DATA:
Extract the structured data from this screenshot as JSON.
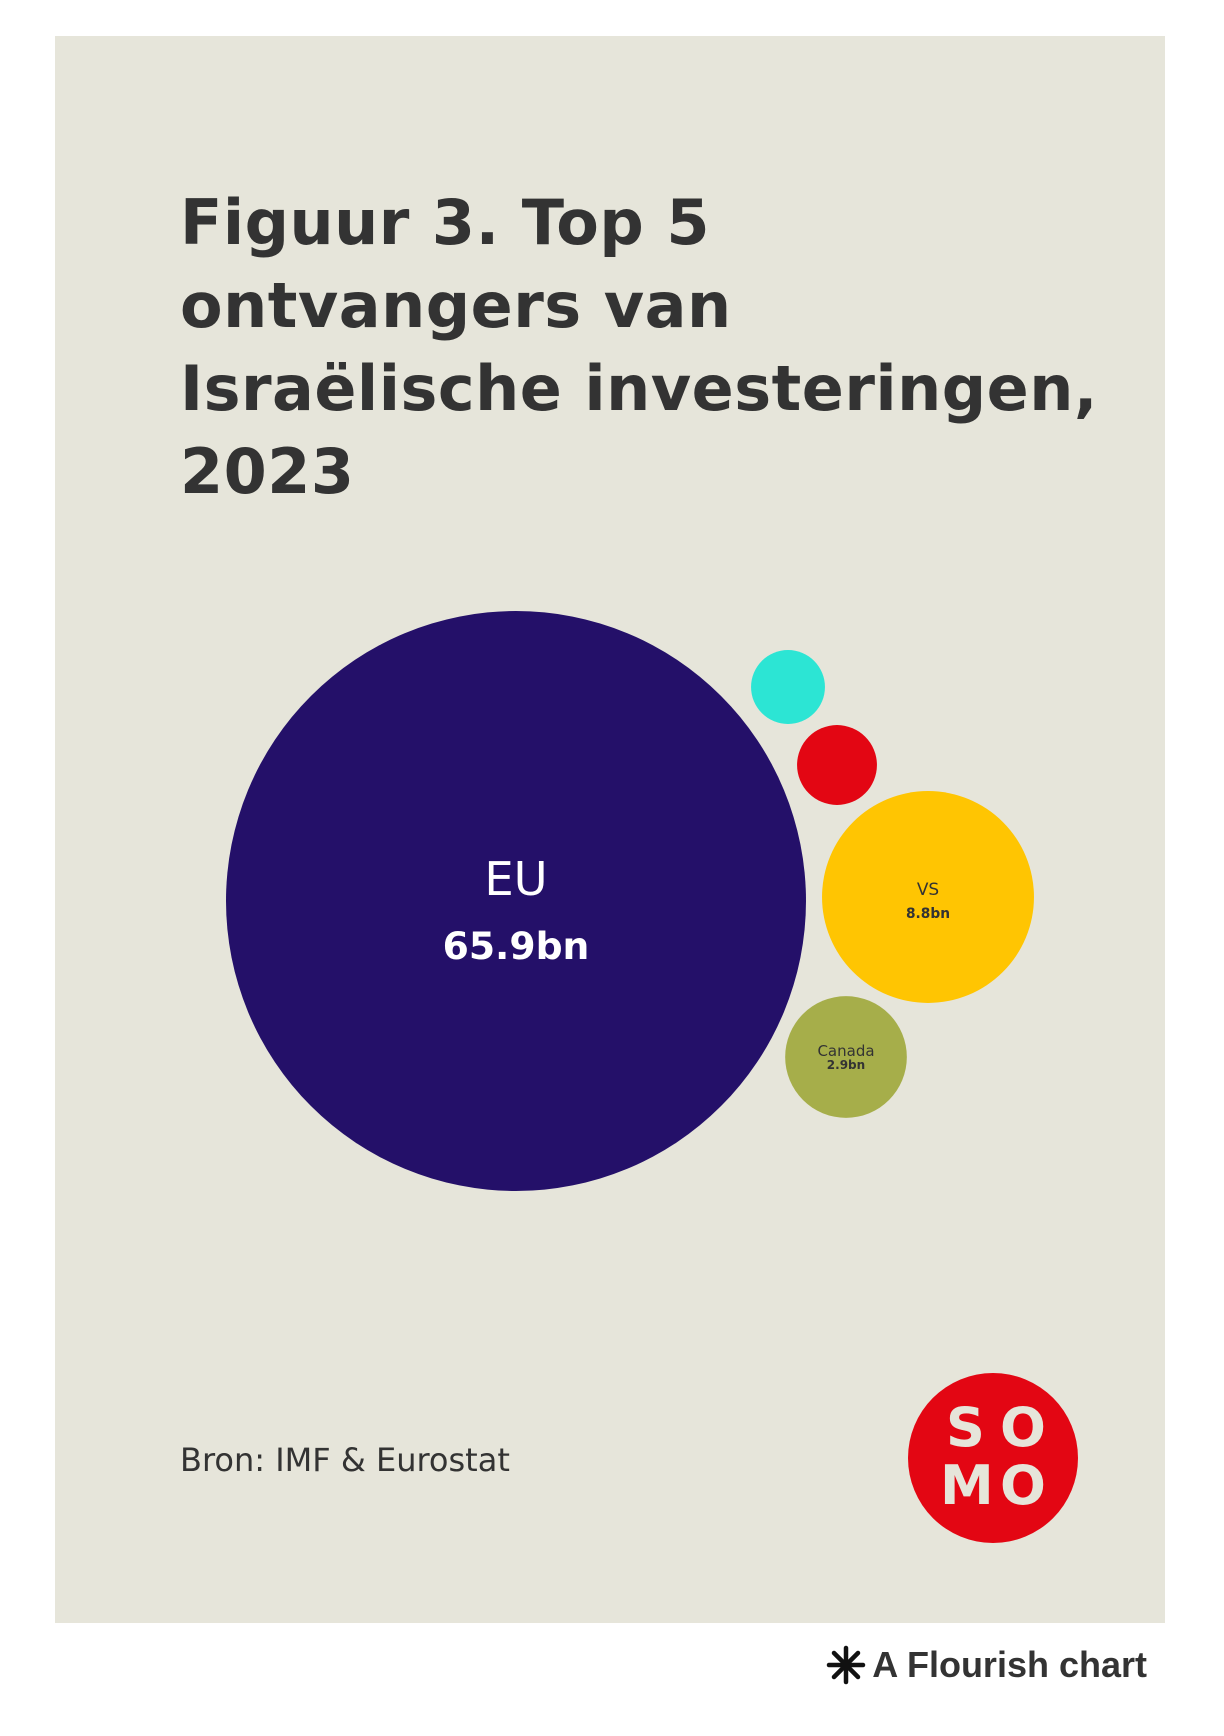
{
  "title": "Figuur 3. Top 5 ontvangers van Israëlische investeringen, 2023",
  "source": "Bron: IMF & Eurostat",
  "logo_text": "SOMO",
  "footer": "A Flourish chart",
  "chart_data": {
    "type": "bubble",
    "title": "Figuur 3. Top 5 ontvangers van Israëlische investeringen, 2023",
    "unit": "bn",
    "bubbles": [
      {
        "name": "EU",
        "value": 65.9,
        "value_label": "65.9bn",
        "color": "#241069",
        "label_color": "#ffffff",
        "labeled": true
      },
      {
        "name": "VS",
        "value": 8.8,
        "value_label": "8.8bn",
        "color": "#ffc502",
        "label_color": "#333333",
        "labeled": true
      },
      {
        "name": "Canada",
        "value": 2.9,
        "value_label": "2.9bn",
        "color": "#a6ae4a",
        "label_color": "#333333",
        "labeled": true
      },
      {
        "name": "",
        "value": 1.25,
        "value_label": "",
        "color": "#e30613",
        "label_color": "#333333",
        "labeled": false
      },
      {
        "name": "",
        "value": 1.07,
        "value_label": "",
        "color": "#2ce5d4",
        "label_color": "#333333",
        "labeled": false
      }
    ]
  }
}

WORK TO COMPLETE: Only lines with the word "title" should be collected from the material.

THE ANSWER:
  "title": "Figuur 3. Top 5 ontvangers van Israëlische investeringen, 2023",
    "title": "Figuur 3. Top 5 ontvangers van Israëlische investeringen, 2023",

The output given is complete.